== Material for this exercise ==
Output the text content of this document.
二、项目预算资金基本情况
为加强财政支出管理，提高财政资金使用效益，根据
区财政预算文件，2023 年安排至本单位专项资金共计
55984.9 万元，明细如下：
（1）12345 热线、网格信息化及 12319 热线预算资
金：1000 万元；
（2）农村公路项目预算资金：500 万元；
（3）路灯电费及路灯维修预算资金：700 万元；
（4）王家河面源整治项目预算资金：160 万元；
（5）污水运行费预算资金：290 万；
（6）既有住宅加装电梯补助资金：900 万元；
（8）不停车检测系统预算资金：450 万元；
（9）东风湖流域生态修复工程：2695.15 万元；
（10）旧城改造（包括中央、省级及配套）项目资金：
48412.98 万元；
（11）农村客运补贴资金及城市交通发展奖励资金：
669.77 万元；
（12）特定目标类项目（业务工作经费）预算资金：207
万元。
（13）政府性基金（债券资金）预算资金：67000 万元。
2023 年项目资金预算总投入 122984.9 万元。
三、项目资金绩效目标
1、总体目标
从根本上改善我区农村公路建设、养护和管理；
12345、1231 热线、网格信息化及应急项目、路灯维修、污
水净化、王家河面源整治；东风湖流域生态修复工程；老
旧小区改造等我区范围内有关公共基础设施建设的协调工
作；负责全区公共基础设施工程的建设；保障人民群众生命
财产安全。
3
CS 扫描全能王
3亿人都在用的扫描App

== Task requirements ==
Transcribe each entry precisely, missing none.

== Answer for this exercise ==
Output the text content of this document.
二、项目预算资金基本情况
为加强财政支出管理，提高财政资金使用效益，根据
区财政预算文件，2023 年安排至本单位专项资金共计
55984.9 万元，明细如下：
（1）12345 热线、网格信息化及 12319 热线预算资
金：1000 万元；
（2）农村公路项目预算资金：500 万元；
（3）路灯电费及路灯维修预算资金：700 万元；
（4）王家河面源整治项目预算资金：160 万元；
（5）污水运行费预算资金：290 万；
（6）既有住宅加装电梯补助资金：900 万元；
（8）不停车检测系统预算资金：450 万元；
（9）东风湖流域生态修复工程：2695.15 万元；
（10）旧城改造（包括中央、省级及配套）项目资金：
48412.98 万元；
（11）农村客运补贴资金及城市交通发展奖励资金：
669.77 万元；
（12）特定目标类项目（业务工作经费）预算资金：207
万元。
（13）政府性基金（债券资金）预算资金：67000 万元。
2023 年项目资金预算总投入 122984.9 万元。
三、项目资金绩效目标
1、总体目标
从根本上改善我区农村公路建设、养护和管理；
12345、1231 热线、网格信息化及应急项目、路灯维修、污
水净化、王家河面源整治；东风湖流域生态修复工程；老
旧小区改造等我区范围内有关公共基础设施建设的协调工
作；负责全区公共基础设施工程的建设；保障人民群众生命
财产安全。
3
CS 扫描全能王
3亿人都在用的扫描App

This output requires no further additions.